Goal of the exercise ->
Take from the listing each line that has the string "usturoi".
------------------------------------------------------------------------
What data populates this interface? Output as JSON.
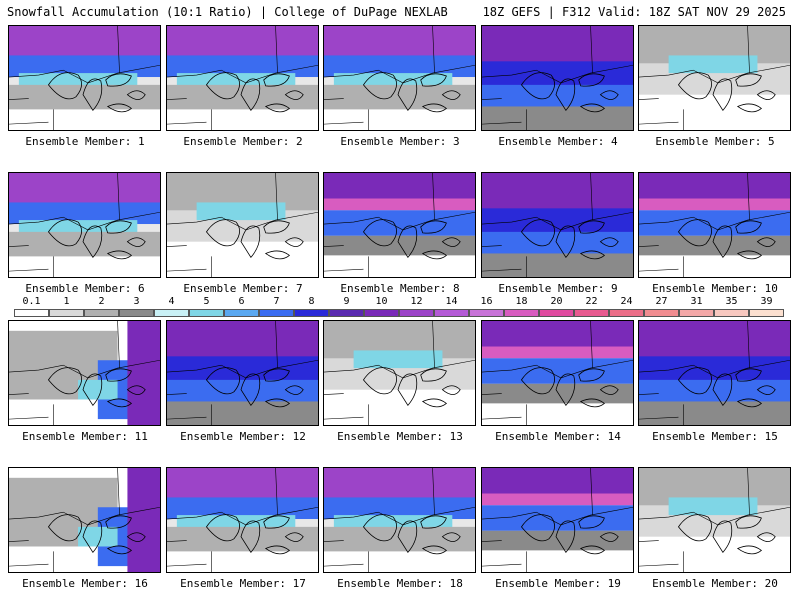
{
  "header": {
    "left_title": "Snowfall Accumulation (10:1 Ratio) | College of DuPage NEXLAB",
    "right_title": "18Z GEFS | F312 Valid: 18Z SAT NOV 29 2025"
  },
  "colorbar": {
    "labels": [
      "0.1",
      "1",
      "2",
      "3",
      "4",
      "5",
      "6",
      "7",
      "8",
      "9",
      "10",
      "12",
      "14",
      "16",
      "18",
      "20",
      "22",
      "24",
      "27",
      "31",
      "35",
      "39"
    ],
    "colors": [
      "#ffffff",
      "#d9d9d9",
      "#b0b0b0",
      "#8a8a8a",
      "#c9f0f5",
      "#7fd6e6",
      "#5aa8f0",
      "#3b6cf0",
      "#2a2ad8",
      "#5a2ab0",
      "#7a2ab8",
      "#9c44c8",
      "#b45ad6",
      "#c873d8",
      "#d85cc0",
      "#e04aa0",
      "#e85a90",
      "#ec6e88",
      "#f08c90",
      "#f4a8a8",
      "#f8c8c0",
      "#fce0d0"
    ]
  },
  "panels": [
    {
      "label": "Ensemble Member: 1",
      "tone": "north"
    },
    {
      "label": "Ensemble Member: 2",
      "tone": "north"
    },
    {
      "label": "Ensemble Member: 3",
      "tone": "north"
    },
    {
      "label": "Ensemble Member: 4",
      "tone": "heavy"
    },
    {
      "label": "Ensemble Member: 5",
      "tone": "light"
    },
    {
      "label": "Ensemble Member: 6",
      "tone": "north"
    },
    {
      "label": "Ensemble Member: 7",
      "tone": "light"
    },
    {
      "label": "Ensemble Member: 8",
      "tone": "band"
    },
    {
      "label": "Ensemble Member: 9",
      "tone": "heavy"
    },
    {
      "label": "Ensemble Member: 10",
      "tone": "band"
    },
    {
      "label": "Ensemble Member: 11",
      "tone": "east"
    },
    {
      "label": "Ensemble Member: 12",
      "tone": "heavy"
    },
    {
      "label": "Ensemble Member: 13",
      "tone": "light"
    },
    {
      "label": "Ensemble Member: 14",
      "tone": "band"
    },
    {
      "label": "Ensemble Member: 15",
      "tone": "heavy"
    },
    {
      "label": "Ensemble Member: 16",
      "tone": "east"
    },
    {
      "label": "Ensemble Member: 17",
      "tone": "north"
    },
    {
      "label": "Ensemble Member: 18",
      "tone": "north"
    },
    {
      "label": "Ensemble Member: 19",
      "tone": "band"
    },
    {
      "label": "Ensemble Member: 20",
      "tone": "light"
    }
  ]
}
------------------------------------------------------------------------
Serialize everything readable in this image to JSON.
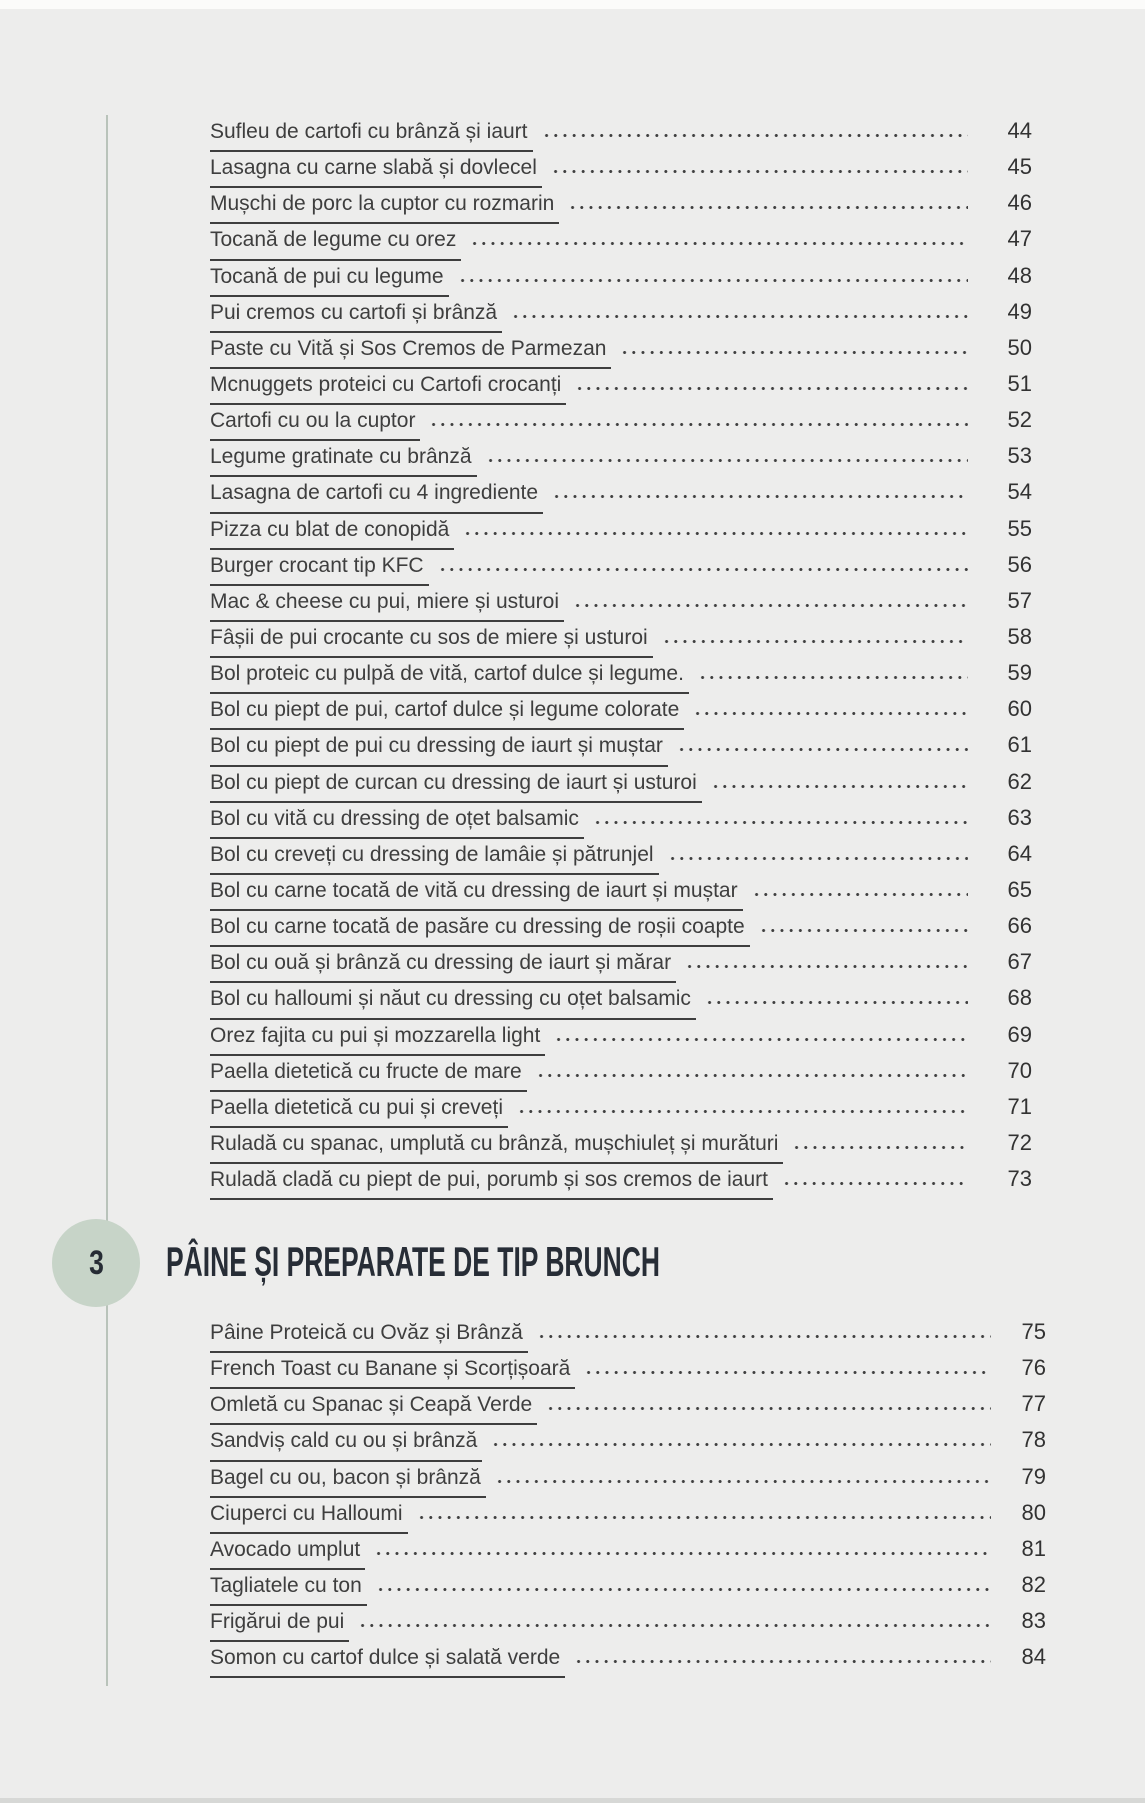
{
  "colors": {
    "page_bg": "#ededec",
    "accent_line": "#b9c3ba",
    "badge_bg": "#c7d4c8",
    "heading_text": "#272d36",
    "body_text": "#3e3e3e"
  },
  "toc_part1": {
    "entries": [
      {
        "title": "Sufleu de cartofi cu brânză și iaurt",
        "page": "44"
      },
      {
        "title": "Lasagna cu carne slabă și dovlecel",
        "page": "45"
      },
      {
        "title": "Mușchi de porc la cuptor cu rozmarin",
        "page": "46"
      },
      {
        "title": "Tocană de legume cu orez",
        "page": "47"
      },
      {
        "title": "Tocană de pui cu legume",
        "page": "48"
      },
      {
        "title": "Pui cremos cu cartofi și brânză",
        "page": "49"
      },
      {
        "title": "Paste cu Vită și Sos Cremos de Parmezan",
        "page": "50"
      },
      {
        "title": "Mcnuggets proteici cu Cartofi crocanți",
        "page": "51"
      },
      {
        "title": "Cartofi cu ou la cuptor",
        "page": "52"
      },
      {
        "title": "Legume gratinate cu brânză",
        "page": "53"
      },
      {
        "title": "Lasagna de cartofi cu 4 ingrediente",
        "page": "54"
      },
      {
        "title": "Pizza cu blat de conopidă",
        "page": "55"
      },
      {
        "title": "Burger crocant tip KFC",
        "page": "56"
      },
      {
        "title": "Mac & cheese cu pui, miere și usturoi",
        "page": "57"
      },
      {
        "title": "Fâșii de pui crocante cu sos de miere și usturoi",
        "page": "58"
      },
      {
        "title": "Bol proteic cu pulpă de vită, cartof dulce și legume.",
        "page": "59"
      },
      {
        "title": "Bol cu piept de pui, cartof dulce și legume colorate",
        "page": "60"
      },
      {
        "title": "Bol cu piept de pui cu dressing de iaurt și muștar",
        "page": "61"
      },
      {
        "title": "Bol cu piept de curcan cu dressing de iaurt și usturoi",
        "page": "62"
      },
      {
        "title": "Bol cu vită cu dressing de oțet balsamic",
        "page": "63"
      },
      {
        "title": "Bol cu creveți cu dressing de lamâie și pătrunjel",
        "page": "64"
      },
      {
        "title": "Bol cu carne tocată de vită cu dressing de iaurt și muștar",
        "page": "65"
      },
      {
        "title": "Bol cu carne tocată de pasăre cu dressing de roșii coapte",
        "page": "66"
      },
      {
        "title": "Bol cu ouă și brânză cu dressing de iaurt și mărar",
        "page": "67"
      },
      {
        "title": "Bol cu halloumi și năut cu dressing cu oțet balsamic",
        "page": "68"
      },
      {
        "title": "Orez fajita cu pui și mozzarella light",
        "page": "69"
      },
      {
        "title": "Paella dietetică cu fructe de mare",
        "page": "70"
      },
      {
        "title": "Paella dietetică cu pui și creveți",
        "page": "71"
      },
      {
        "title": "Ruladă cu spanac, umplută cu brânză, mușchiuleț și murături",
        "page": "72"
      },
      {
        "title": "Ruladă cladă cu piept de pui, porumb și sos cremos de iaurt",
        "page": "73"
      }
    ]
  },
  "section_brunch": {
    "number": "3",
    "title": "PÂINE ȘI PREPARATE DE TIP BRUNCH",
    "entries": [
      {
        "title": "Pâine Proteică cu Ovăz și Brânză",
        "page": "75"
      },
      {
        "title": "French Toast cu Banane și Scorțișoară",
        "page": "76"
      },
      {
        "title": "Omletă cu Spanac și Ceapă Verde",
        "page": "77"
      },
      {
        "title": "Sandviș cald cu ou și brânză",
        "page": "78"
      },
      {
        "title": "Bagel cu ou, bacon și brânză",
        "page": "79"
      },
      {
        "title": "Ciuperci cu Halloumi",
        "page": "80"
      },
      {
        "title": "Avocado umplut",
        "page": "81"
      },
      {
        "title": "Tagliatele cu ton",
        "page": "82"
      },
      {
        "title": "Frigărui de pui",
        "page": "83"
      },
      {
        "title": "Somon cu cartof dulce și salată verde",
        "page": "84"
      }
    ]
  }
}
------------------------------------------------------------------------
Expected answer ->
        "title": "Mac & cheese cu pui, miere și usturoi",
        "title": "Fâșii de pui crocante cu sos de miere și usturoi",
        "title": "Bol cu piept de curcan cu dressing de iaurt și usturoi",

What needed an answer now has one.